Begin
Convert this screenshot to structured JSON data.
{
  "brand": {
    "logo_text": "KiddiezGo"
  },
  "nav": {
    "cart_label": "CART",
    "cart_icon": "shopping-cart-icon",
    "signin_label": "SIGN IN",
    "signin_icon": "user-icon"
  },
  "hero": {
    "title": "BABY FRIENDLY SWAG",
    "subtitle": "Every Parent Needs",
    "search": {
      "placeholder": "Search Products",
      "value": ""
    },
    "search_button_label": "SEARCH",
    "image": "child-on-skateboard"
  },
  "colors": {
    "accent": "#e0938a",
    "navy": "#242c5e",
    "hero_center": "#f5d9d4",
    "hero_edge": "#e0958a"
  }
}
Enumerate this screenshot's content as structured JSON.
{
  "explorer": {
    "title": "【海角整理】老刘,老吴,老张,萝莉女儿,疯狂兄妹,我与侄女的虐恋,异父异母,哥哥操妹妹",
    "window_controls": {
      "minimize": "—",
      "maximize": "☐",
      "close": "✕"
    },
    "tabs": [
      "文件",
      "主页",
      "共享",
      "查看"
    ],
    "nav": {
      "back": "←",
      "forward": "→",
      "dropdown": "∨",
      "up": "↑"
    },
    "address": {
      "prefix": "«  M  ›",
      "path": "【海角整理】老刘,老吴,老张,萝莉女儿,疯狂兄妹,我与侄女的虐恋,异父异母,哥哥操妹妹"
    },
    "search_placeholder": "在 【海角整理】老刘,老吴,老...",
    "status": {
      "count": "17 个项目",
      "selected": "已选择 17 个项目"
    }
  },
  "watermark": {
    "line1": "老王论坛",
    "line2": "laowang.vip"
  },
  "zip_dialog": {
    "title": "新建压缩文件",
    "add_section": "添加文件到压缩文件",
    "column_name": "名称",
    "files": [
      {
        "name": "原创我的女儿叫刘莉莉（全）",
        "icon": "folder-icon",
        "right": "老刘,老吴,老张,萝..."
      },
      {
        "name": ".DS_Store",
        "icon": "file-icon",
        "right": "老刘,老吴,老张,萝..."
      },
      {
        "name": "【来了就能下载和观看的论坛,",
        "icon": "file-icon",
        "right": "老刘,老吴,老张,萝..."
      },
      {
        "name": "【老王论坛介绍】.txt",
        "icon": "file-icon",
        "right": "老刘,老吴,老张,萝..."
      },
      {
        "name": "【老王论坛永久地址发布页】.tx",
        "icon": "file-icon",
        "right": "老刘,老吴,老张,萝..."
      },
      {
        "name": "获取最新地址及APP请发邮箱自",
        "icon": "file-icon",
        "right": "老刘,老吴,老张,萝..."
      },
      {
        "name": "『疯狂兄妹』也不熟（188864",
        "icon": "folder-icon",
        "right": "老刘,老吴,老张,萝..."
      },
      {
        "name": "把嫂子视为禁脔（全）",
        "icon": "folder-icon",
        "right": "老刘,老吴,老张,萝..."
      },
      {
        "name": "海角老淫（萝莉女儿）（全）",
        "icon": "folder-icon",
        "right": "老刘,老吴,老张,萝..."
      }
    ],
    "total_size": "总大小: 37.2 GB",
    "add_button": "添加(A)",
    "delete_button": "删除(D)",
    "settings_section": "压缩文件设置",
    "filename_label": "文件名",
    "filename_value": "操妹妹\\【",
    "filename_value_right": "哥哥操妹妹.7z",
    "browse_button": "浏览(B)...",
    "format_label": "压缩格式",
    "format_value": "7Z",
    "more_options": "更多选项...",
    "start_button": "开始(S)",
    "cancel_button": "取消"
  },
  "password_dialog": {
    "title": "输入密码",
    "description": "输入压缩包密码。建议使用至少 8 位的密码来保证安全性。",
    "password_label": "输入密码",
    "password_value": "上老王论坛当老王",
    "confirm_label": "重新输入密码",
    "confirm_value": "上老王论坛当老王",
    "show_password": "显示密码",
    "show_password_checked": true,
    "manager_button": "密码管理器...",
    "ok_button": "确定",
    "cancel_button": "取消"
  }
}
End
* **Task goal**
Make an exact copy of the material above.

* **Exercise answer**
Convert this screenshot to structured JSON data.
{
  "brand": {
    "logo_text": "KiddiezGo"
  },
  "nav": {
    "cart_label": "CART",
    "cart_icon": "shopping-cart-icon",
    "signin_label": "SIGN IN",
    "signin_icon": "user-icon"
  },
  "hero": {
    "title": "BABY FRIENDLY SWAG",
    "subtitle": "Every Parent Needs",
    "search": {
      "placeholder": "Search Products",
      "value": ""
    },
    "search_button_label": "SEARCH",
    "image": "child-on-skateboard"
  },
  "colors": {
    "accent": "#e0938a",
    "navy": "#242c5e",
    "hero_center": "#f5d9d4",
    "hero_edge": "#e0958a"
  }
}
Enumerate this screenshot's content as structured JSON.
{
  "explorer": {
    "title": "【海角整理】老刘,老吴,老张,萝莉女儿,疯狂兄妹,我与侄女的虐恋,异父异母,哥哥操妹妹",
    "window_controls": {
      "minimize": "—",
      "maximize": "☐",
      "close": "✕"
    },
    "tabs": [
      "文件",
      "主页",
      "共享",
      "查看"
    ],
    "nav": {
      "back": "←",
      "forward": "→",
      "dropdown": "∨",
      "up": "↑"
    },
    "address": {
      "prefix": "«  M  ›",
      "path": "【海角整理】老刘,老吴,老张,萝莉女儿,疯狂兄妹,我与侄女的虐恋,异父异母,哥哥操妹妹"
    },
    "search_placeholder": "在 【海角整理】老刘,老吴,老...",
    "status": {
      "count": "17 个项目",
      "selected": "已选择 17 个项目"
    }
  },
  "watermark": {
    "line1": "老王论坛",
    "line2": "laowang.vip"
  },
  "zip_dialog": {
    "title": "新建压缩文件",
    "add_section": "添加文件到压缩文件",
    "column_name": "名称",
    "files": [
      {
        "name": "原创我的女儿叫刘莉莉（全）",
        "icon": "folder-icon",
        "right": "老刘,老吴,老张,萝..."
      },
      {
        "name": ".DS_Store",
        "icon": "file-icon",
        "right": "老刘,老吴,老张,萝..."
      },
      {
        "name": "【来了就能下载和观看的论坛,",
        "icon": "file-icon",
        "right": "老刘,老吴,老张,萝..."
      },
      {
        "name": "【老王论坛介绍】.txt",
        "icon": "file-icon",
        "right": "老刘,老吴,老张,萝..."
      },
      {
        "name": "【老王论坛永久地址发布页】.tx",
        "icon": "file-icon",
        "right": "老刘,老吴,老张,萝..."
      },
      {
        "name": "获取最新地址及APP请发邮箱自",
        "icon": "file-icon",
        "right": "老刘,老吴,老张,萝..."
      },
      {
        "name": "『疯狂兄妹』也不熟（188864",
        "icon": "folder-icon",
        "right": "老刘,老吴,老张,萝..."
      },
      {
        "name": "把嫂子视为禁脔（全）",
        "icon": "folder-icon",
        "right": "老刘,老吴,老张,萝..."
      },
      {
        "name": "海角老淫（萝莉女儿）（全）",
        "icon": "folder-icon",
        "right": "老刘,老吴,老张,萝..."
      }
    ],
    "total_size": "总大小: 37.2 GB",
    "add_button": "添加(A)",
    "delete_button": "删除(D)",
    "settings_section": "压缩文件设置",
    "filename_label": "文件名",
    "filename_value": "操妹妹\\【",
    "filename_value_right": "哥哥操妹妹.7z",
    "browse_button": "浏览(B)...",
    "format_label": "压缩格式",
    "format_value": "7Z",
    "more_options": "更多选项...",
    "start_button": "开始(S)",
    "cancel_button": "取消"
  },
  "password_dialog": {
    "title": "输入密码",
    "description": "输入压缩包密码。建议使用至少 8 位的密码来保证安全性。",
    "password_label": "输入密码",
    "password_value": "上老王论坛当老王",
    "confirm_label": "重新输入密码",
    "confirm_value": "上老王论坛当老王",
    "show_password": "显示密码",
    "show_password_checked": true,
    "manager_button": "密码管理器...",
    "ok_button": "确定",
    "cancel_button": "取消"
  }
}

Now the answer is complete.